Aim of the exercise → Reproduce all records exactly.

--- BEGIN The data ---

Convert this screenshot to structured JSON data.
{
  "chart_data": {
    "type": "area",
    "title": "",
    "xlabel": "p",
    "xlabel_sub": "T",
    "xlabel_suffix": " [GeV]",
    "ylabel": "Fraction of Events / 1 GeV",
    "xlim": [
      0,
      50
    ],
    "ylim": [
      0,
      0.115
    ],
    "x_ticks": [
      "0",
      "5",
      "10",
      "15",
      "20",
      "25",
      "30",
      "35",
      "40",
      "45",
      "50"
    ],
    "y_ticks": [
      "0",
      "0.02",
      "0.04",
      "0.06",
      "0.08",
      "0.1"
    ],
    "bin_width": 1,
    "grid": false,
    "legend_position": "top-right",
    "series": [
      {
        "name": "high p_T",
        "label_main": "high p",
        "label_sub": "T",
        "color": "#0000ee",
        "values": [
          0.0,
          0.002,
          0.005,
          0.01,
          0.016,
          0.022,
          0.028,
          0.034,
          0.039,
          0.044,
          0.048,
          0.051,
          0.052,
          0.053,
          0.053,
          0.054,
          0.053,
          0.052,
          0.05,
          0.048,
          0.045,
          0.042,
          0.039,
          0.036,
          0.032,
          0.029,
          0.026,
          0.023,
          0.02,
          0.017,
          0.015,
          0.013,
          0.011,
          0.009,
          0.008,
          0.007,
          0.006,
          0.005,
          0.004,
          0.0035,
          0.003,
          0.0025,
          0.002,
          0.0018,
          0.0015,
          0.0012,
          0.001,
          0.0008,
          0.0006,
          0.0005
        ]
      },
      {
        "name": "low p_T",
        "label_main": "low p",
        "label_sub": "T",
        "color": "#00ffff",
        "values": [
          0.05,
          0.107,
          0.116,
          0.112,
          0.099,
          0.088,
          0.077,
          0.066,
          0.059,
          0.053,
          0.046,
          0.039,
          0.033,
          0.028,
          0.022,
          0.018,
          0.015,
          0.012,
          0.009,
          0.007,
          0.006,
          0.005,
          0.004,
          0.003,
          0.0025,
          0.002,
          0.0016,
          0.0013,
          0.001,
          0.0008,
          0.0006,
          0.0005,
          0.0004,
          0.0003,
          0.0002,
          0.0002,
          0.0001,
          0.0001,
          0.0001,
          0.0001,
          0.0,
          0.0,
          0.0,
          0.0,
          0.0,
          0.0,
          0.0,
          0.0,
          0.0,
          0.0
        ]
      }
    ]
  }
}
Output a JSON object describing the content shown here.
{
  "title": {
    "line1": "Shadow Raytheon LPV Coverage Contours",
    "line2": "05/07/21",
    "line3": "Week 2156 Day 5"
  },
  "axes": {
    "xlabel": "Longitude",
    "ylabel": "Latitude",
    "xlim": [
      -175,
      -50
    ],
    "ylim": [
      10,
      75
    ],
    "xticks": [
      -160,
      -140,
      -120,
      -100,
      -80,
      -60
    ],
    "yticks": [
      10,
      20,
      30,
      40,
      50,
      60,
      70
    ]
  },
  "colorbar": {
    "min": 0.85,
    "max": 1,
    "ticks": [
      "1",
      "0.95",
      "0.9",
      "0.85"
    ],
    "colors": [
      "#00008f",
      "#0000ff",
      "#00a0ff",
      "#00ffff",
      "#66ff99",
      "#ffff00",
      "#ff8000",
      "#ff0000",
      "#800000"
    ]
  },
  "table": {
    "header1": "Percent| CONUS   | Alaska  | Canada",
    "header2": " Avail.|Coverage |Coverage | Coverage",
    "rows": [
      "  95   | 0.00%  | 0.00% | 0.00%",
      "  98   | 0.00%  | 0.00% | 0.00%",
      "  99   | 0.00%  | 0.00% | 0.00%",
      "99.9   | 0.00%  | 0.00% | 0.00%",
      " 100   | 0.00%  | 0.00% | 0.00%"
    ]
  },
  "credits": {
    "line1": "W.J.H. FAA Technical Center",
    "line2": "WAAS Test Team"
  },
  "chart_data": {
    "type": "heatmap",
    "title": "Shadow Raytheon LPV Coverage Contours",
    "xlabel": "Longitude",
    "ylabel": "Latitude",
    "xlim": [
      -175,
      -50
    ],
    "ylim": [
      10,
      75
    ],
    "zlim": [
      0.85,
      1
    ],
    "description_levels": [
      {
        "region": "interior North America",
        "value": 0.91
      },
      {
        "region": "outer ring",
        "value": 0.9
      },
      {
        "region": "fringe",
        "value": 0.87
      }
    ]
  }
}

--- END The data ---

Full answer →
Convert this screenshot to structured JSON data.
{
  "chart_data": {
    "type": "area",
    "title": "",
    "xlabel": "p",
    "xlabel_sub": "T",
    "xlabel_suffix": " [GeV]",
    "ylabel": "Fraction of Events / 1 GeV",
    "xlim": [
      0,
      50
    ],
    "ylim": [
      0,
      0.115
    ],
    "x_ticks": [
      "0",
      "5",
      "10",
      "15",
      "20",
      "25",
      "30",
      "35",
      "40",
      "45",
      "50"
    ],
    "y_ticks": [
      "0",
      "0.02",
      "0.04",
      "0.06",
      "0.08",
      "0.1"
    ],
    "bin_width": 1,
    "grid": false,
    "legend_position": "top-right",
    "series": [
      {
        "name": "high p_T",
        "label_main": "high p",
        "label_sub": "T",
        "color": "#0000ee",
        "values": [
          0.0,
          0.002,
          0.005,
          0.01,
          0.016,
          0.022,
          0.028,
          0.034,
          0.039,
          0.044,
          0.048,
          0.051,
          0.052,
          0.053,
          0.053,
          0.054,
          0.053,
          0.052,
          0.05,
          0.048,
          0.045,
          0.042,
          0.039,
          0.036,
          0.032,
          0.029,
          0.026,
          0.023,
          0.02,
          0.017,
          0.015,
          0.013,
          0.011,
          0.009,
          0.008,
          0.007,
          0.006,
          0.005,
          0.004,
          0.0035,
          0.003,
          0.0025,
          0.002,
          0.0018,
          0.0015,
          0.0012,
          0.001,
          0.0008,
          0.0006,
          0.0005
        ]
      },
      {
        "name": "low p_T",
        "label_main": "low p",
        "label_sub": "T",
        "color": "#00ffff",
        "values": [
          0.05,
          0.107,
          0.116,
          0.112,
          0.099,
          0.088,
          0.077,
          0.066,
          0.059,
          0.053,
          0.046,
          0.039,
          0.033,
          0.028,
          0.022,
          0.018,
          0.015,
          0.012,
          0.009,
          0.007,
          0.006,
          0.005,
          0.004,
          0.003,
          0.0025,
          0.002,
          0.0016,
          0.0013,
          0.001,
          0.0008,
          0.0006,
          0.0005,
          0.0004,
          0.0003,
          0.0002,
          0.0002,
          0.0001,
          0.0001,
          0.0001,
          0.0001,
          0.0,
          0.0,
          0.0,
          0.0,
          0.0,
          0.0,
          0.0,
          0.0,
          0.0,
          0.0
        ]
      }
    ]
  }
}
Output a JSON object describing the content shown here.
{
  "title": {
    "line1": "Shadow Raytheon LPV Coverage Contours",
    "line2": "05/07/21",
    "line3": "Week 2156 Day 5"
  },
  "axes": {
    "xlabel": "Longitude",
    "ylabel": "Latitude",
    "xlim": [
      -175,
      -50
    ],
    "ylim": [
      10,
      75
    ],
    "xticks": [
      -160,
      -140,
      -120,
      -100,
      -80,
      -60
    ],
    "yticks": [
      10,
      20,
      30,
      40,
      50,
      60,
      70
    ]
  },
  "colorbar": {
    "min": 0.85,
    "max": 1,
    "ticks": [
      "1",
      "0.95",
      "0.9",
      "0.85"
    ],
    "colors": [
      "#00008f",
      "#0000ff",
      "#00a0ff",
      "#00ffff",
      "#66ff99",
      "#ffff00",
      "#ff8000",
      "#ff0000",
      "#800000"
    ]
  },
  "table": {
    "header1": "Percent| CONUS   | Alaska  | Canada",
    "header2": " Avail.|Coverage |Coverage | Coverage",
    "rows": [
      "  95   | 0.00%  | 0.00% | 0.00%",
      "  98   | 0.00%  | 0.00% | 0.00%",
      "  99   | 0.00%  | 0.00% | 0.00%",
      "99.9   | 0.00%  | 0.00% | 0.00%",
      " 100   | 0.00%  | 0.00% | 0.00%"
    ]
  },
  "credits": {
    "line1": "W.J.H. FAA Technical Center",
    "line2": "WAAS Test Team"
  },
  "chart_data": {
    "type": "heatmap",
    "title": "Shadow Raytheon LPV Coverage Contours",
    "xlabel": "Longitude",
    "ylabel": "Latitude",
    "xlim": [
      -175,
      -50
    ],
    "ylim": [
      10,
      75
    ],
    "zlim": [
      0.85,
      1
    ],
    "description_levels": [
      {
        "region": "interior North America",
        "value": 0.91
      },
      {
        "region": "outer ring",
        "value": 0.9
      },
      {
        "region": "fringe",
        "value": 0.87
      }
    ]
  }
}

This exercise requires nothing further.